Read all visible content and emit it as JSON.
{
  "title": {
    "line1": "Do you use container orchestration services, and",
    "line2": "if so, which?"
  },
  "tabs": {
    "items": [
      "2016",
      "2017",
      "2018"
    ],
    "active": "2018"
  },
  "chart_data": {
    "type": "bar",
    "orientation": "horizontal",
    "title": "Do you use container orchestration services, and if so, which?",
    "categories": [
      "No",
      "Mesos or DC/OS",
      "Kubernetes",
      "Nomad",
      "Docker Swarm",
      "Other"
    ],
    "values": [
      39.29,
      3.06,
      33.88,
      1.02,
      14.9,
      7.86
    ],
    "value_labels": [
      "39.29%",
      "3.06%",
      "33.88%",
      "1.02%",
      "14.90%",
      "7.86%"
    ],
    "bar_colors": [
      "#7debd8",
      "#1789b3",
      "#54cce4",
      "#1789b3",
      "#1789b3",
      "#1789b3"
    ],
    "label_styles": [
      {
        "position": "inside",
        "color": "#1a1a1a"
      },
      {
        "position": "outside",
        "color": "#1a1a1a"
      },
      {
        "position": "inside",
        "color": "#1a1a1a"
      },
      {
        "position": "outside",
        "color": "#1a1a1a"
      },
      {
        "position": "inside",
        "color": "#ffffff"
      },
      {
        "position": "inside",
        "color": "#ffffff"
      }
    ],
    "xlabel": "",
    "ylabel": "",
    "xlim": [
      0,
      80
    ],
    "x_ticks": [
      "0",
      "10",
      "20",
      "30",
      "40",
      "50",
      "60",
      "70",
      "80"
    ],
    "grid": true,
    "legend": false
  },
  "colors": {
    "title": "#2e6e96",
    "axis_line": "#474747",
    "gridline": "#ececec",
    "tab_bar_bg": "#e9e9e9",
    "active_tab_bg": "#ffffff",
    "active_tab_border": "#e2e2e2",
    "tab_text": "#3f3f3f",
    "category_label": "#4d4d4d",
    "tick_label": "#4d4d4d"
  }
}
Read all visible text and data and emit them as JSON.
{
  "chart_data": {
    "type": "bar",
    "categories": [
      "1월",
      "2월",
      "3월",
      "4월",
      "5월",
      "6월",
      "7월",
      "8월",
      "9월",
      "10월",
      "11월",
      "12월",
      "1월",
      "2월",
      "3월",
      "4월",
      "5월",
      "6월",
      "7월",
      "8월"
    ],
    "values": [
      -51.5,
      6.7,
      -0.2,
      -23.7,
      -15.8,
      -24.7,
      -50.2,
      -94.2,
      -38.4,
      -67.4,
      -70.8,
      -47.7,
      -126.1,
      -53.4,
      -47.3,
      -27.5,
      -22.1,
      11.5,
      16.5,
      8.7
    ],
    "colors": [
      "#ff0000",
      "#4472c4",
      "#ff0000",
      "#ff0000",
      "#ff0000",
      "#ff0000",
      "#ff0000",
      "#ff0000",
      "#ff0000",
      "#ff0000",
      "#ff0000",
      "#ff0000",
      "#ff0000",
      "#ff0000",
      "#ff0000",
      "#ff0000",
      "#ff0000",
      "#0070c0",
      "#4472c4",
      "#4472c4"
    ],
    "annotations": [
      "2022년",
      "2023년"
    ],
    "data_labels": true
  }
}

→ **Set problem**: Transcribe, word for word, every line from the one containing "Read all visible text" through the final line of the entries, and nothing else.

→ **Output of the exercise**:
Read all visible text and data and emit them as JSON.
{
  "chart_data": {
    "type": "bar",
    "categories": [
      "1월",
      "2월",
      "3월",
      "4월",
      "5월",
      "6월",
      "7월",
      "8월",
      "9월",
      "10월",
      "11월",
      "12월",
      "1월",
      "2월",
      "3월",
      "4월",
      "5월",
      "6월",
      "7월",
      "8월"
    ],
    "values": [
      -51.5,
      6.7,
      -0.2,
      -23.7,
      -15.8,
      -24.7,
      -50.2,
      -94.2,
      -38.4,
      -67.4,
      -70.8,
      -47.7,
      -126.1,
      -53.4,
      -47.3,
      -27.5,
      -22.1,
      11.5,
      16.5,
      8.7
    ],
    "colors": [
      "#ff0000",
      "#4472c4",
      "#ff0000",
      "#ff0000",
      "#ff0000",
      "#ff0000",
      "#ff0000",
      "#ff0000",
      "#ff0000",
      "#ff0000",
      "#ff0000",
      "#ff0000",
      "#ff0000",
      "#ff0000",
      "#ff0000",
      "#ff0000",
      "#ff0000",
      "#0070c0",
      "#4472c4",
      "#4472c4"
    ],
    "annotations": [
      "2022년",
      "2023년"
    ],
    "data_labels": true
  }
}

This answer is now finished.